## GIVEN RECORDS
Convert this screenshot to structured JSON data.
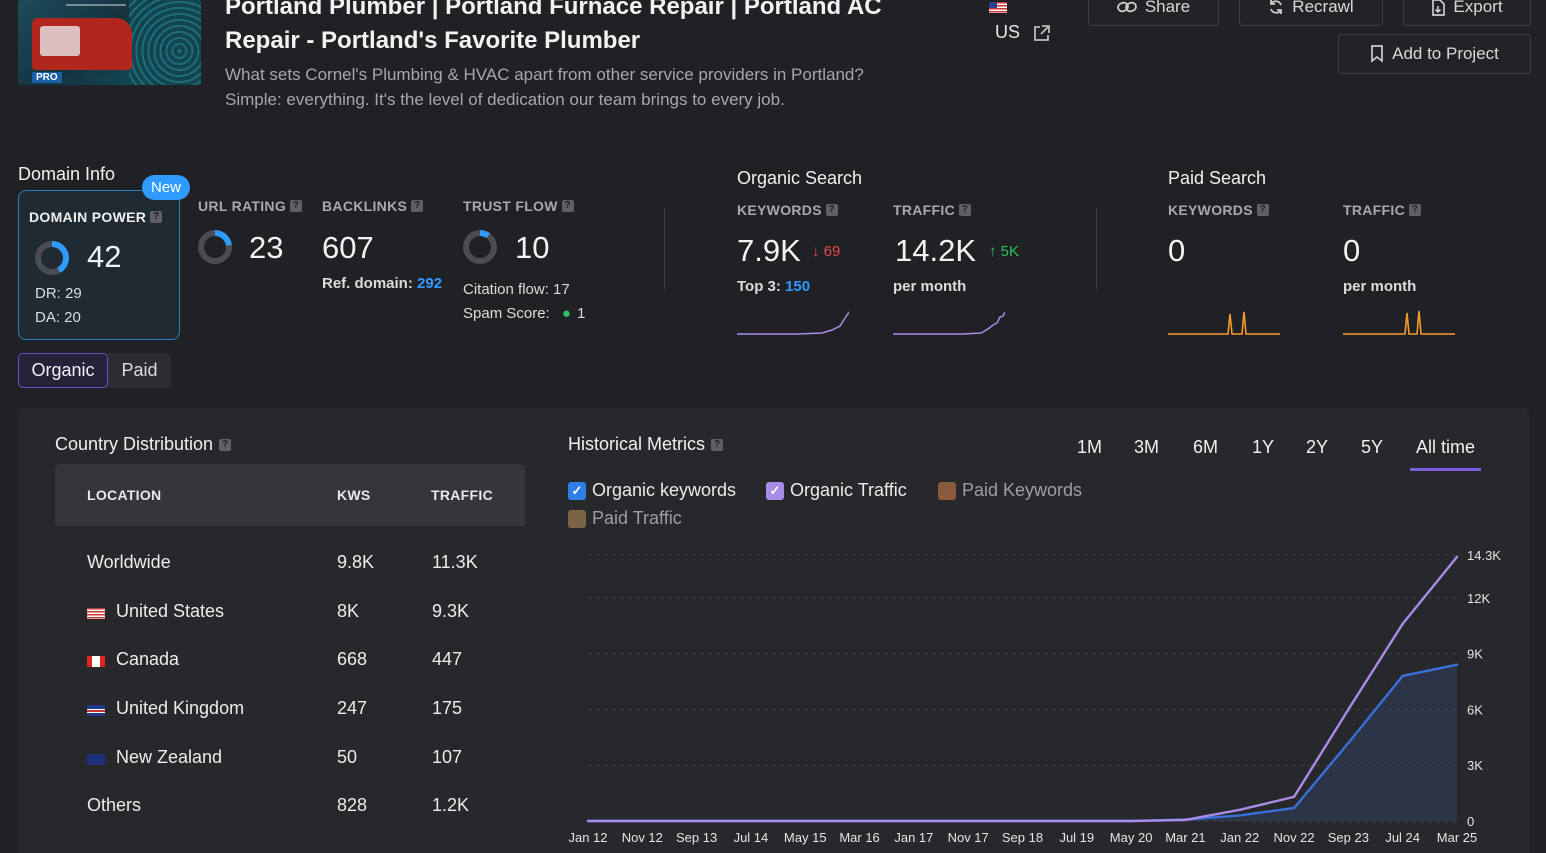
{
  "header": {
    "title_line1": "Portland Plumber | Portland Furnace Repair | Portland AC",
    "title_line2": "Repair  -  Portland's Favorite Plumber",
    "description": "What sets Cornel's Plumbing & HVAC apart from other service providers in Portland? Simple: everything. It's the level of dedication our team brings to every job.",
    "country": "US",
    "thumb_badge": "PRO",
    "buttons": {
      "share": "Share",
      "recrawl": "Recrawl",
      "export": "Export",
      "add_to_project": "Add to Project"
    }
  },
  "domain_info": {
    "heading": "Domain Info",
    "new_badge": "New",
    "domain_power_label": "DOMAIN POWER",
    "domain_power": "42",
    "dr": "DR: 29",
    "da": "DA: 20",
    "url_rating_label": "URL RATING",
    "url_rating": "23",
    "backlinks_label": "BACKLINKS",
    "backlinks": "607",
    "ref_domain_label": "Ref. domain:",
    "ref_domain": "292",
    "trust_flow_label": "TRUST FLOW",
    "trust_flow": "10",
    "citation_flow": "Citation flow: 17",
    "spam_score_label": "Spam Score:",
    "spam_score": "1"
  },
  "organic_search": {
    "heading": "Organic Search",
    "keywords_label": "KEYWORDS",
    "keywords": "7.9K",
    "keywords_change": "69",
    "top3_label": "Top 3:",
    "top3": "150",
    "traffic_label": "TRAFFIC",
    "traffic": "14.2K",
    "traffic_change": "5K",
    "traffic_unit": "per month"
  },
  "paid_search": {
    "heading": "Paid Search",
    "keywords_label": "KEYWORDS",
    "keywords": "0",
    "traffic_label": "TRAFFIC",
    "traffic": "0",
    "traffic_unit": "per month"
  },
  "toggle": {
    "organic": "Organic",
    "paid": "Paid"
  },
  "country_distribution": {
    "heading": "Country Distribution",
    "columns": [
      "LOCATION",
      "KWS",
      "TRAFFIC"
    ],
    "rows": [
      {
        "location": "Worldwide",
        "kws": "9.8K",
        "traffic": "11.3K"
      },
      {
        "location": "United States",
        "kws": "8K",
        "traffic": "9.3K"
      },
      {
        "location": "Canada",
        "kws": "668",
        "traffic": "447"
      },
      {
        "location": "United Kingdom",
        "kws": "247",
        "traffic": "175"
      },
      {
        "location": "New Zealand",
        "kws": "50",
        "traffic": "107"
      },
      {
        "location": "Others",
        "kws": "828",
        "traffic": "1.2K"
      }
    ]
  },
  "historical": {
    "heading": "Historical Metrics",
    "ranges": [
      "1M",
      "3M",
      "6M",
      "1Y",
      "2Y",
      "5Y",
      "All time"
    ],
    "active_range": "All time",
    "legend": [
      "Organic keywords",
      "Organic Traffic",
      "Paid Keywords",
      "Paid Traffic"
    ]
  },
  "colors": {
    "organic_keywords": "#3b6fd8",
    "organic_traffic": "#a98be8",
    "paid_keywords": "#8a5a3c",
    "paid_traffic": "#7a6445",
    "accent": "#2f9bff"
  },
  "chart_data": {
    "type": "line",
    "x": [
      "Jan 12",
      "Nov 12",
      "Sep 13",
      "Jul 14",
      "May 15",
      "Mar 16",
      "Jan 17",
      "Nov 17",
      "Sep 18",
      "Jul 19",
      "May 20",
      "Mar 21",
      "Jan 22",
      "Nov 22",
      "Sep 23",
      "Jul 24",
      "Mar 25"
    ],
    "y_ticks": [
      "0",
      "3K",
      "6K",
      "9K",
      "12K",
      "14.3K"
    ],
    "ylim": [
      0,
      14300
    ],
    "grid": true,
    "series": [
      {
        "name": "Organic keywords",
        "values": [
          0,
          0,
          0,
          0,
          0,
          0,
          0,
          0,
          0,
          0,
          0,
          80,
          300,
          700,
          4200,
          7800,
          8400
        ]
      },
      {
        "name": "Organic Traffic",
        "values": [
          0,
          0,
          0,
          0,
          0,
          0,
          0,
          0,
          0,
          0,
          0,
          60,
          600,
          1300,
          6000,
          10600,
          14200
        ]
      }
    ]
  }
}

## WORK REQUIRED
Using the data above, write out every line exactly, leaving the images behind.

## RESULT OF THE TASK
Convert this screenshot to structured JSON data.
{
  "header": {
    "title_line1": "Portland Plumber | Portland Furnace Repair | Portland AC",
    "title_line2": "Repair  -  Portland's Favorite Plumber",
    "description": "What sets Cornel's Plumbing & HVAC apart from other service providers in Portland? Simple: everything. It's the level of dedication our team brings to every job.",
    "country": "US",
    "thumb_badge": "PRO",
    "buttons": {
      "share": "Share",
      "recrawl": "Recrawl",
      "export": "Export",
      "add_to_project": "Add to Project"
    }
  },
  "domain_info": {
    "heading": "Domain Info",
    "new_badge": "New",
    "domain_power_label": "DOMAIN POWER",
    "domain_power": "42",
    "dr": "DR: 29",
    "da": "DA: 20",
    "url_rating_label": "URL RATING",
    "url_rating": "23",
    "backlinks_label": "BACKLINKS",
    "backlinks": "607",
    "ref_domain_label": "Ref. domain:",
    "ref_domain": "292",
    "trust_flow_label": "TRUST FLOW",
    "trust_flow": "10",
    "citation_flow": "Citation flow: 17",
    "spam_score_label": "Spam Score:",
    "spam_score": "1"
  },
  "organic_search": {
    "heading": "Organic Search",
    "keywords_label": "KEYWORDS",
    "keywords": "7.9K",
    "keywords_change": "69",
    "top3_label": "Top 3:",
    "top3": "150",
    "traffic_label": "TRAFFIC",
    "traffic": "14.2K",
    "traffic_change": "5K",
    "traffic_unit": "per month"
  },
  "paid_search": {
    "heading": "Paid Search",
    "keywords_label": "KEYWORDS",
    "keywords": "0",
    "traffic_label": "TRAFFIC",
    "traffic": "0",
    "traffic_unit": "per month"
  },
  "toggle": {
    "organic": "Organic",
    "paid": "Paid"
  },
  "country_distribution": {
    "heading": "Country Distribution",
    "columns": [
      "LOCATION",
      "KWS",
      "TRAFFIC"
    ],
    "rows": [
      {
        "location": "Worldwide",
        "kws": "9.8K",
        "traffic": "11.3K"
      },
      {
        "location": "United States",
        "kws": "8K",
        "traffic": "9.3K"
      },
      {
        "location": "Canada",
        "kws": "668",
        "traffic": "447"
      },
      {
        "location": "United Kingdom",
        "kws": "247",
        "traffic": "175"
      },
      {
        "location": "New Zealand",
        "kws": "50",
        "traffic": "107"
      },
      {
        "location": "Others",
        "kws": "828",
        "traffic": "1.2K"
      }
    ]
  },
  "historical": {
    "heading": "Historical Metrics",
    "ranges": [
      "1M",
      "3M",
      "6M",
      "1Y",
      "2Y",
      "5Y",
      "All time"
    ],
    "active_range": "All time",
    "legend": [
      "Organic keywords",
      "Organic Traffic",
      "Paid Keywords",
      "Paid Traffic"
    ]
  },
  "colors": {
    "organic_keywords": "#3b6fd8",
    "organic_traffic": "#a98be8",
    "paid_keywords": "#8a5a3c",
    "paid_traffic": "#7a6445",
    "accent": "#2f9bff"
  },
  "chart_data": {
    "type": "line",
    "x": [
      "Jan 12",
      "Nov 12",
      "Sep 13",
      "Jul 14",
      "May 15",
      "Mar 16",
      "Jan 17",
      "Nov 17",
      "Sep 18",
      "Jul 19",
      "May 20",
      "Mar 21",
      "Jan 22",
      "Nov 22",
      "Sep 23",
      "Jul 24",
      "Mar 25"
    ],
    "y_ticks": [
      "0",
      "3K",
      "6K",
      "9K",
      "12K",
      "14.3K"
    ],
    "ylim": [
      0,
      14300
    ],
    "grid": true,
    "series": [
      {
        "name": "Organic keywords",
        "values": [
          0,
          0,
          0,
          0,
          0,
          0,
          0,
          0,
          0,
          0,
          0,
          80,
          300,
          700,
          4200,
          7800,
          8400
        ]
      },
      {
        "name": "Organic Traffic",
        "values": [
          0,
          0,
          0,
          0,
          0,
          0,
          0,
          0,
          0,
          0,
          0,
          60,
          600,
          1300,
          6000,
          10600,
          14200
        ]
      }
    ]
  }
}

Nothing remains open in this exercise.